_Exercise goal_
Where a line below holds the string "الأحمق", copy that line.

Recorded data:

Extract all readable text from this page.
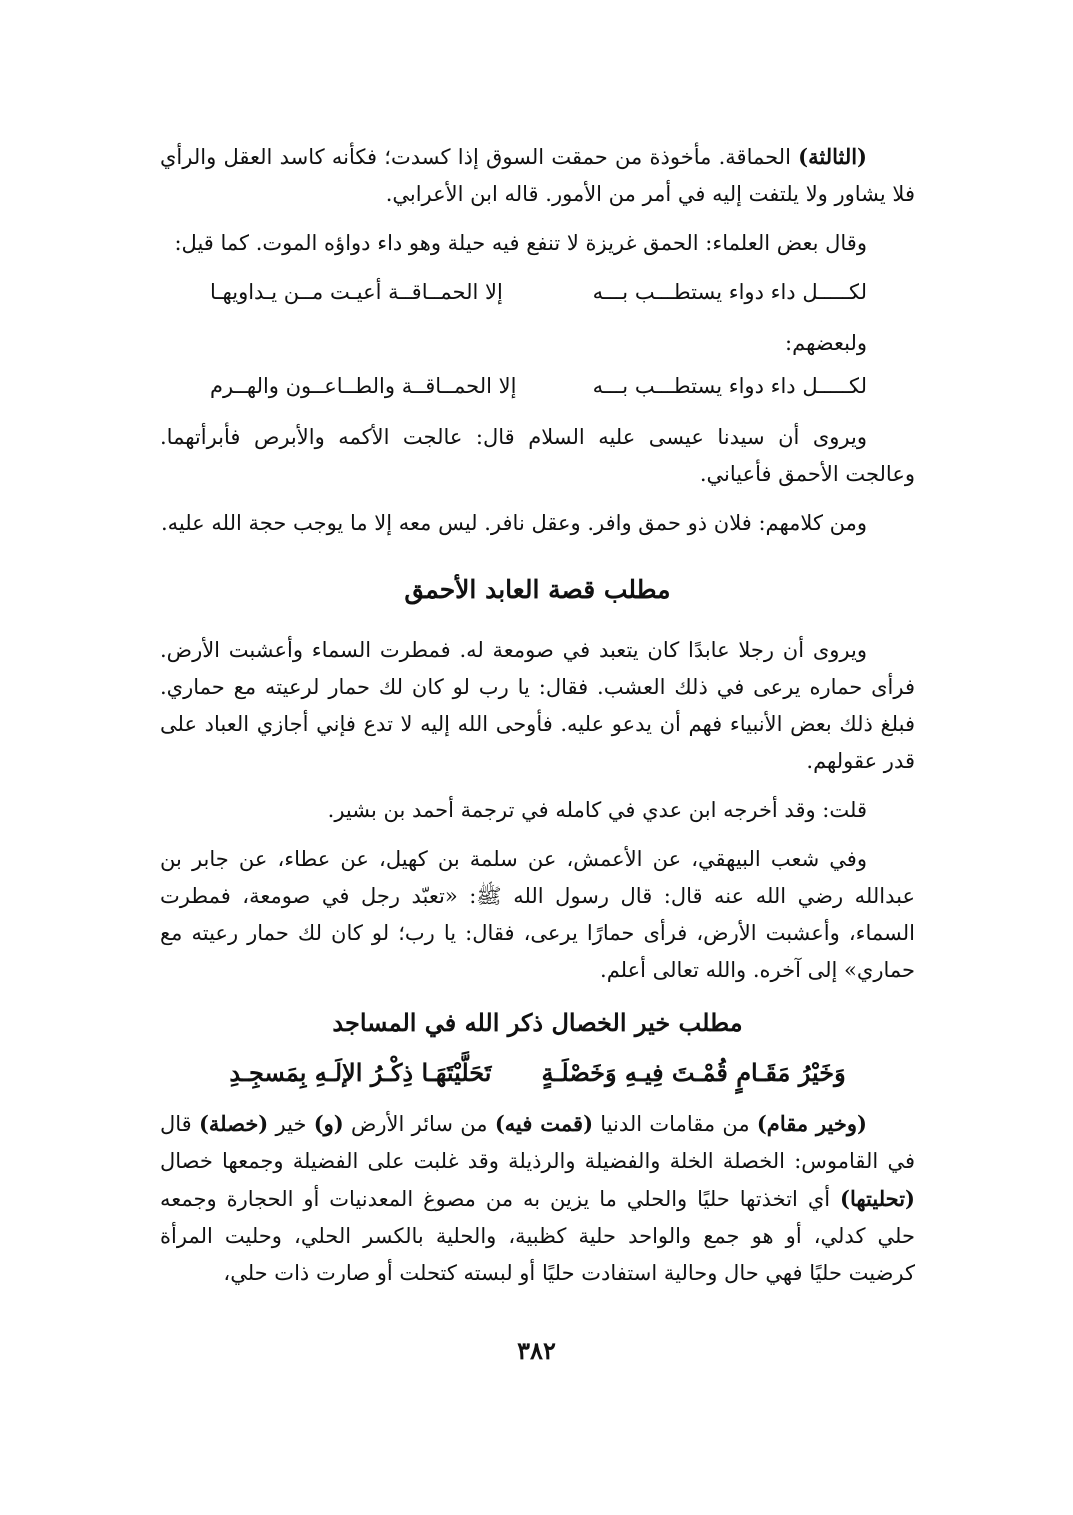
(الثالثة) الحماقة. مأخوذة من حمقت السوق إذا كسدت؛ فكأنه كاسد العقل والرأي فلا يشاور ولا يلتفت إليه في أمر من الأمور. قاله ابن الأعرابي.

وقال بعض العلماء: الحمق غريزة لا تنفع فيه حيلة وهو داء دواؤه الموت. كما قيل:

لكـــــل داء دواء يستطـــب بـــه
إلا الحمــاقــة أعيـت مــن يـداويهـا
ولبعضهم:
لكـــــل داء دواء يستطـــب بـــه
إلا الحمــاقــة والطــاعــون والهــرم

ويروى أن سيدنا عيسى عليه السلام قال: عالجت الأكمه والأبرص فأبرأتهما. وعالجت الأحمق فأعياني.

ومن كلامهم: فلان ذو حمق وافر. وعقل نافر. ليس معه إلا ما يوجب حجة الله عليه.

مطلب قصة العابد الأحمق

ويروى أن رجلا عابدًا كان يتعبد في صومعة له. فمطرت السماء وأعشبت الأرض. فرأى حماره يرعى في ذلك العشب. فقال: يا رب لو كان لك حمار لرعيته مع حماري. فبلغ ذلك بعض الأنبياء فهم أن يدعو عليه. فأوحى الله إليه لا تدع فإني أجازي العباد على قدر عقولهم.

قلت: وقد أخرجه ابن عدي في كامله في ترجمة أحمد بن بشير.

وفي شعب البيهقي، عن الأعمش، عن سلمة بن كهيل، عن عطاء، عن جابر بن عبدالله رضي الله عنه قال: قال رسول الله ﷺ: «تعبّد رجل في صومعة، فمطرت السماء، وأعشبت الأرض، فرأى حمارًا يرعى، فقال: يا رب؛ لو كان لك حمار رعيته مع حماري» إلى آخره. والله تعالى أعلم.

مطلب خير الخصال ذكر الله في المساجد
وَخَيْرُ مَقَـامٍ قُمْـتَ فِيـهِ وَخَصْلَـةٍ
تَحَلَّيْتَهَـا ذِكْـرُ الإلَـهِ بِمَسجِـدِ

(وخير مقام) من مقامات الدنيا (قمت فيه) من سائر الأرض (و) خير (خصلة) قال في القاموس: الخصلة الخلة والفضيلة والرذيلة وقد غلبت على الفضيلة وجمعها خصال (تحليتها) أي اتخذتها حليًا والحلي ما يزين به من مصوغ المعدنيات أو الحجارة وجمعه حلي كدلي، أو هو جمع والواحد حلية كظبية، والحلية بالكسر الحلي، وحليت المرأة كرضيت حليًا فهي حال وحالية استفادت حليًا أو لبسته كتحلت أو صارت ذات حلي،

٣٨٢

_Solution to the problem_
ويروى أن سيدنا عيسى عليه السلام قال: عالجت الأكمه والأبرص فأبرأتهما. وعالجت الأحمق فأعياني.
مطلب قصة العابد الأحمق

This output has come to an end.